§ **THE PROBLEM**: Locate all lines with the word "Bank". Copy them.

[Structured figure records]
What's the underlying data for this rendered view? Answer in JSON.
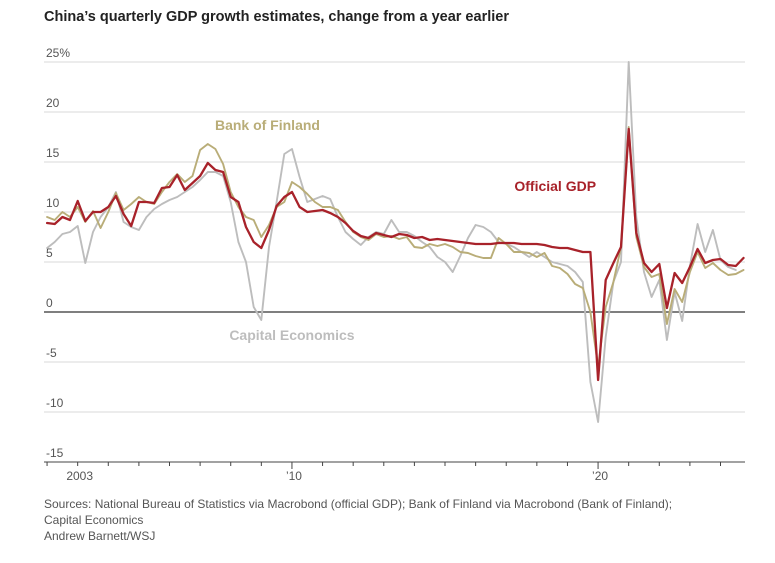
{
  "chart_data": {
    "type": "line",
    "title": "China’s quarterly GDP growth estimates, change from a year earlier",
    "ylim": [
      -15,
      25
    ],
    "yticks": [
      25,
      20,
      15,
      10,
      5,
      0,
      -5,
      -10,
      -15
    ],
    "ytick_labels": [
      "25%",
      "20",
      "15",
      "10",
      "5",
      "0",
      "-5",
      "-10",
      "-15"
    ],
    "xlim": [
      2001.9,
      2024.8
    ],
    "x_labels": [
      {
        "x": 2003.0,
        "label": "2003"
      },
      {
        "x": 2010.0,
        "label": "’10"
      },
      {
        "x": 2020.0,
        "label": "’20"
      }
    ],
    "series": [
      {
        "name": "Capital Economics",
        "label": "Capital Economics",
        "color": "#bdbdbd",
        "points": [
          [
            2002.0,
            6.4
          ],
          [
            2002.25,
            7.0
          ],
          [
            2002.5,
            7.8
          ],
          [
            2002.75,
            8.0
          ],
          [
            2003.0,
            8.6
          ],
          [
            2003.25,
            4.9
          ],
          [
            2003.5,
            8.0
          ],
          [
            2003.75,
            9.5
          ],
          [
            2004.0,
            10.5
          ],
          [
            2004.25,
            12.0
          ],
          [
            2004.5,
            9.0
          ],
          [
            2004.75,
            8.5
          ],
          [
            2005.0,
            8.2
          ],
          [
            2005.25,
            9.5
          ],
          [
            2005.5,
            10.3
          ],
          [
            2005.75,
            10.8
          ],
          [
            2006.0,
            11.2
          ],
          [
            2006.25,
            11.5
          ],
          [
            2006.5,
            12.0
          ],
          [
            2006.75,
            12.5
          ],
          [
            2007.0,
            13.2
          ],
          [
            2007.25,
            14.0
          ],
          [
            2007.5,
            14.0
          ],
          [
            2007.75,
            13.6
          ],
          [
            2008.0,
            11.0
          ],
          [
            2008.25,
            7.0
          ],
          [
            2008.5,
            5.0
          ],
          [
            2008.75,
            0.5
          ],
          [
            2009.0,
            -0.8
          ],
          [
            2009.25,
            6.5
          ],
          [
            2009.5,
            11.0
          ],
          [
            2009.75,
            15.8
          ],
          [
            2010.0,
            16.3
          ],
          [
            2010.25,
            13.5
          ],
          [
            2010.5,
            11.0
          ],
          [
            2010.75,
            11.3
          ],
          [
            2011.0,
            11.6
          ],
          [
            2011.25,
            11.3
          ],
          [
            2011.5,
            9.5
          ],
          [
            2011.75,
            8.0
          ],
          [
            2012.0,
            7.3
          ],
          [
            2012.25,
            6.7
          ],
          [
            2012.5,
            7.5
          ],
          [
            2012.75,
            8.0
          ],
          [
            2013.0,
            7.8
          ],
          [
            2013.25,
            9.2
          ],
          [
            2013.5,
            8.0
          ],
          [
            2013.75,
            8.0
          ],
          [
            2014.0,
            7.6
          ],
          [
            2014.25,
            7.0
          ],
          [
            2014.5,
            6.5
          ],
          [
            2014.75,
            5.5
          ],
          [
            2015.0,
            5.0
          ],
          [
            2015.25,
            4.0
          ],
          [
            2015.5,
            5.6
          ],
          [
            2015.75,
            7.4
          ],
          [
            2016.0,
            8.7
          ],
          [
            2016.25,
            8.5
          ],
          [
            2016.5,
            8.0
          ],
          [
            2016.75,
            7.0
          ],
          [
            2017.0,
            6.8
          ],
          [
            2017.25,
            6.5
          ],
          [
            2017.5,
            6.0
          ],
          [
            2017.75,
            5.5
          ],
          [
            2018.0,
            6.0
          ],
          [
            2018.25,
            5.5
          ],
          [
            2018.5,
            5.0
          ],
          [
            2018.75,
            4.8
          ],
          [
            2019.0,
            4.6
          ],
          [
            2019.25,
            4.0
          ],
          [
            2019.5,
            3.0
          ],
          [
            2019.75,
            -7.0
          ],
          [
            2020.0,
            -11.0
          ],
          [
            2020.25,
            -2.5
          ],
          [
            2020.5,
            3.0
          ],
          [
            2020.75,
            5.0
          ],
          [
            2021.0,
            25.0
          ],
          [
            2021.25,
            9.5
          ],
          [
            2021.5,
            4.0
          ],
          [
            2021.75,
            1.5
          ],
          [
            2022.0,
            3.2
          ],
          [
            2022.25,
            -2.8
          ],
          [
            2022.5,
            2.0
          ],
          [
            2022.75,
            -0.9
          ],
          [
            2023.0,
            4.6
          ],
          [
            2023.25,
            8.8
          ],
          [
            2023.5,
            6.0
          ],
          [
            2023.75,
            8.2
          ],
          [
            2024.0,
            5.2
          ],
          [
            2024.25,
            4.5
          ],
          [
            2024.5,
            4.2
          ]
        ]
      },
      {
        "name": "Bank of Finland",
        "label": "Bank of Finland",
        "color": "#b9ad78",
        "points": [
          [
            2002.0,
            9.5
          ],
          [
            2002.25,
            9.2
          ],
          [
            2002.5,
            10.0
          ],
          [
            2002.75,
            9.5
          ],
          [
            2003.0,
            10.5
          ],
          [
            2003.25,
            9.0
          ],
          [
            2003.5,
            10.1
          ],
          [
            2003.75,
            8.4
          ],
          [
            2004.0,
            10.0
          ],
          [
            2004.25,
            11.9
          ],
          [
            2004.5,
            10.2
          ],
          [
            2004.75,
            10.8
          ],
          [
            2005.0,
            11.5
          ],
          [
            2005.25,
            11.0
          ],
          [
            2005.5,
            10.8
          ],
          [
            2005.75,
            12.0
          ],
          [
            2006.0,
            13.0
          ],
          [
            2006.25,
            13.8
          ],
          [
            2006.5,
            13.0
          ],
          [
            2006.75,
            13.6
          ],
          [
            2007.0,
            16.2
          ],
          [
            2007.25,
            16.8
          ],
          [
            2007.5,
            16.3
          ],
          [
            2007.75,
            14.8
          ],
          [
            2008.0,
            12.0
          ],
          [
            2008.25,
            10.5
          ],
          [
            2008.5,
            9.5
          ],
          [
            2008.75,
            9.2
          ],
          [
            2009.0,
            7.5
          ],
          [
            2009.25,
            8.7
          ],
          [
            2009.5,
            10.5
          ],
          [
            2009.75,
            11.0
          ],
          [
            2010.0,
            13.0
          ],
          [
            2010.25,
            12.5
          ],
          [
            2010.5,
            11.8
          ],
          [
            2010.75,
            11.0
          ],
          [
            2011.0,
            10.5
          ],
          [
            2011.25,
            10.5
          ],
          [
            2011.5,
            10.2
          ],
          [
            2011.75,
            9.0
          ],
          [
            2012.0,
            8.0
          ],
          [
            2012.25,
            7.5
          ],
          [
            2012.5,
            7.2
          ],
          [
            2012.75,
            7.8
          ],
          [
            2013.0,
            7.5
          ],
          [
            2013.25,
            7.6
          ],
          [
            2013.5,
            7.3
          ],
          [
            2013.75,
            7.5
          ],
          [
            2014.0,
            6.5
          ],
          [
            2014.25,
            6.4
          ],
          [
            2014.5,
            6.8
          ],
          [
            2014.75,
            6.6
          ],
          [
            2015.0,
            6.8
          ],
          [
            2015.25,
            6.5
          ],
          [
            2015.5,
            6.0
          ],
          [
            2015.75,
            5.9
          ],
          [
            2016.0,
            5.6
          ],
          [
            2016.25,
            5.4
          ],
          [
            2016.5,
            5.4
          ],
          [
            2016.75,
            7.4
          ],
          [
            2017.0,
            6.8
          ],
          [
            2017.25,
            6.0
          ],
          [
            2017.5,
            6.0
          ],
          [
            2017.75,
            5.9
          ],
          [
            2018.0,
            5.5
          ],
          [
            2018.25,
            5.9
          ],
          [
            2018.5,
            4.6
          ],
          [
            2018.75,
            4.4
          ],
          [
            2019.0,
            3.8
          ],
          [
            2019.25,
            2.8
          ],
          [
            2019.5,
            2.4
          ],
          [
            2019.75,
            0.0
          ],
          [
            2020.0,
            -5.5
          ],
          [
            2020.25,
            0.5
          ],
          [
            2020.5,
            3.0
          ],
          [
            2020.75,
            6.5
          ],
          [
            2021.0,
            18.5
          ],
          [
            2021.25,
            7.5
          ],
          [
            2021.5,
            4.5
          ],
          [
            2021.75,
            3.5
          ],
          [
            2022.0,
            3.8
          ],
          [
            2022.25,
            -1.2
          ],
          [
            2022.5,
            2.3
          ],
          [
            2022.75,
            1.0
          ],
          [
            2023.0,
            4.0
          ],
          [
            2023.25,
            6.0
          ],
          [
            2023.5,
            4.4
          ],
          [
            2023.75,
            4.9
          ],
          [
            2024.0,
            4.2
          ],
          [
            2024.25,
            3.7
          ],
          [
            2024.5,
            3.8
          ],
          [
            2024.75,
            4.2
          ]
        ]
      },
      {
        "name": "Official GDP",
        "label": "Official GDP",
        "color": "#a8222a",
        "points": [
          [
            2002.0,
            8.9
          ],
          [
            2002.25,
            8.8
          ],
          [
            2002.5,
            9.5
          ],
          [
            2002.75,
            9.2
          ],
          [
            2003.0,
            11.1
          ],
          [
            2003.25,
            9.1
          ],
          [
            2003.5,
            10.0
          ],
          [
            2003.75,
            10.0
          ],
          [
            2004.0,
            10.5
          ],
          [
            2004.25,
            11.6
          ],
          [
            2004.5,
            9.8
          ],
          [
            2004.75,
            8.6
          ],
          [
            2005.0,
            11.0
          ],
          [
            2005.25,
            11.0
          ],
          [
            2005.5,
            10.9
          ],
          [
            2005.75,
            12.4
          ],
          [
            2006.0,
            12.5
          ],
          [
            2006.25,
            13.7
          ],
          [
            2006.5,
            12.2
          ],
          [
            2006.75,
            12.9
          ],
          [
            2007.0,
            13.6
          ],
          [
            2007.25,
            14.9
          ],
          [
            2007.5,
            14.2
          ],
          [
            2007.75,
            14.0
          ],
          [
            2008.0,
            11.5
          ],
          [
            2008.25,
            11.0
          ],
          [
            2008.5,
            8.5
          ],
          [
            2008.75,
            7.0
          ],
          [
            2009.0,
            6.4
          ],
          [
            2009.25,
            8.2
          ],
          [
            2009.5,
            10.6
          ],
          [
            2009.75,
            11.5
          ],
          [
            2010.0,
            12.0
          ],
          [
            2010.25,
            10.5
          ],
          [
            2010.5,
            10.0
          ],
          [
            2010.75,
            10.1
          ],
          [
            2011.0,
            10.2
          ],
          [
            2011.25,
            9.9
          ],
          [
            2011.5,
            9.5
          ],
          [
            2011.75,
            8.9
          ],
          [
            2012.0,
            8.1
          ],
          [
            2012.25,
            7.6
          ],
          [
            2012.5,
            7.4
          ],
          [
            2012.75,
            7.9
          ],
          [
            2013.0,
            7.7
          ],
          [
            2013.25,
            7.5
          ],
          [
            2013.5,
            7.8
          ],
          [
            2013.75,
            7.7
          ],
          [
            2014.0,
            7.4
          ],
          [
            2014.25,
            7.5
          ],
          [
            2014.5,
            7.2
          ],
          [
            2014.75,
            7.3
          ],
          [
            2015.0,
            7.2
          ],
          [
            2015.25,
            7.1
          ],
          [
            2015.5,
            7.0
          ],
          [
            2015.75,
            6.9
          ],
          [
            2016.0,
            6.8
          ],
          [
            2016.25,
            6.8
          ],
          [
            2016.5,
            6.8
          ],
          [
            2016.75,
            6.9
          ],
          [
            2017.0,
            6.9
          ],
          [
            2017.25,
            6.9
          ],
          [
            2017.5,
            6.8
          ],
          [
            2017.75,
            6.8
          ],
          [
            2018.0,
            6.8
          ],
          [
            2018.25,
            6.7
          ],
          [
            2018.5,
            6.5
          ],
          [
            2018.75,
            6.4
          ],
          [
            2019.0,
            6.4
          ],
          [
            2019.25,
            6.2
          ],
          [
            2019.5,
            6.0
          ],
          [
            2019.75,
            6.0
          ],
          [
            2020.0,
            -6.8
          ],
          [
            2020.25,
            3.2
          ],
          [
            2020.5,
            4.9
          ],
          [
            2020.75,
            6.5
          ],
          [
            2021.0,
            18.3
          ],
          [
            2021.25,
            7.9
          ],
          [
            2021.5,
            4.9
          ],
          [
            2021.75,
            4.0
          ],
          [
            2022.0,
            4.8
          ],
          [
            2022.25,
            0.4
          ],
          [
            2022.5,
            3.9
          ],
          [
            2022.75,
            2.9
          ],
          [
            2023.0,
            4.5
          ],
          [
            2023.25,
            6.3
          ],
          [
            2023.5,
            4.9
          ],
          [
            2023.75,
            5.2
          ],
          [
            2024.0,
            5.3
          ],
          [
            2024.25,
            4.7
          ],
          [
            2024.5,
            4.6
          ],
          [
            2024.75,
            5.4
          ]
        ]
      }
    ]
  },
  "sources": {
    "line1": "Sources: National Bureau of Statistics via Macrobond (official GDP); Bank of Finland via Macrobond (Bank of Finland);",
    "line2": "Capital Economics",
    "line3": "Andrew Barnett/WSJ"
  }
}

§ **ANSWER**:
        "name": "Bank of Finland",
        "label": "Bank of Finland",
    "line1": "Sources: National Bureau of Statistics via Macrobond (official GDP); Bank of Finland via Macrobond (Bank of Finland);",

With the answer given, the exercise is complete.